● WRITTEN PROBLEM
Give all the lines below again, exactly, with no pictures.
········
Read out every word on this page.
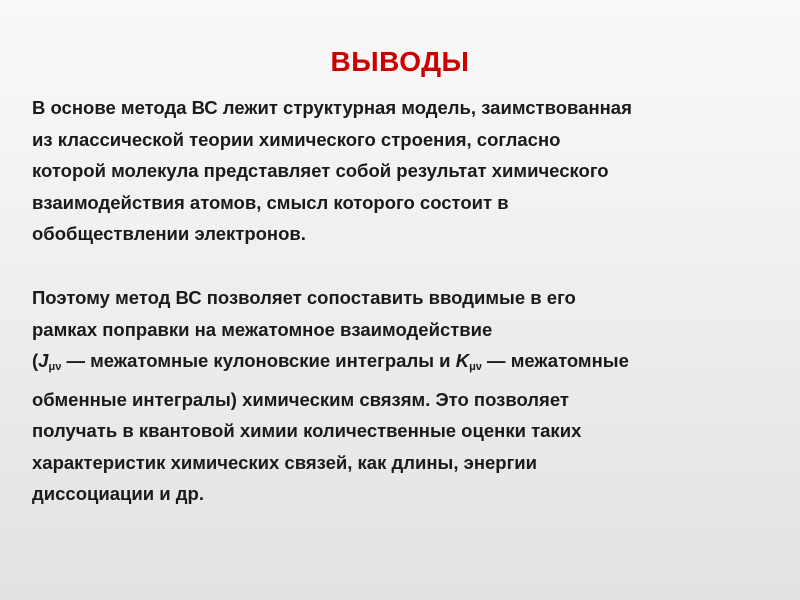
ВЫВОДЫ
В основе метода ВС лежит структурная модель, заимствованная
из классической теории химического строения, согласно
которой молекула представляет собой результат химического
взаимодействия атомов, смысл которого состоит в
обобществлении электронов.
Поэтому метод ВС позволяет сопоставить вводимые в его
рамках поправки на межатомное взаимодействие
($J_{\mu\nu}$ — межатомные кулоновские интегралы и $K_{\mu\nu}$ — межатомные
обменные интегралы) химическим связям. Это позволяет
получать в квантовой химии количественные оценки таких
характеристик химических связей, как длины, энергии
диссоциации и др.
········
● ANSWER FOR THE TASK
Read out every word on this page.
ВЫВОДЫ
В основе метода ВС лежит структурная модель, заимствованная
из классической теории химического строения, согласно
которой молекула представляет собой результат химического
взаимодействия атомов, смысл которого состоит в
обобществлении электронов.
Поэтому метод ВС позволяет сопоставить вводимые в его
рамках поправки на межатомное взаимодействие
($J_{\mu\nu}$ — межатомные кулоновские интегралы и $K_{\mu\nu}$ — межатомные
обменные интегралы) химическим связям. Это позволяет
получать в квантовой химии количественные оценки таких
характеристик химических связей, как длины, энергии
диссоциации и др.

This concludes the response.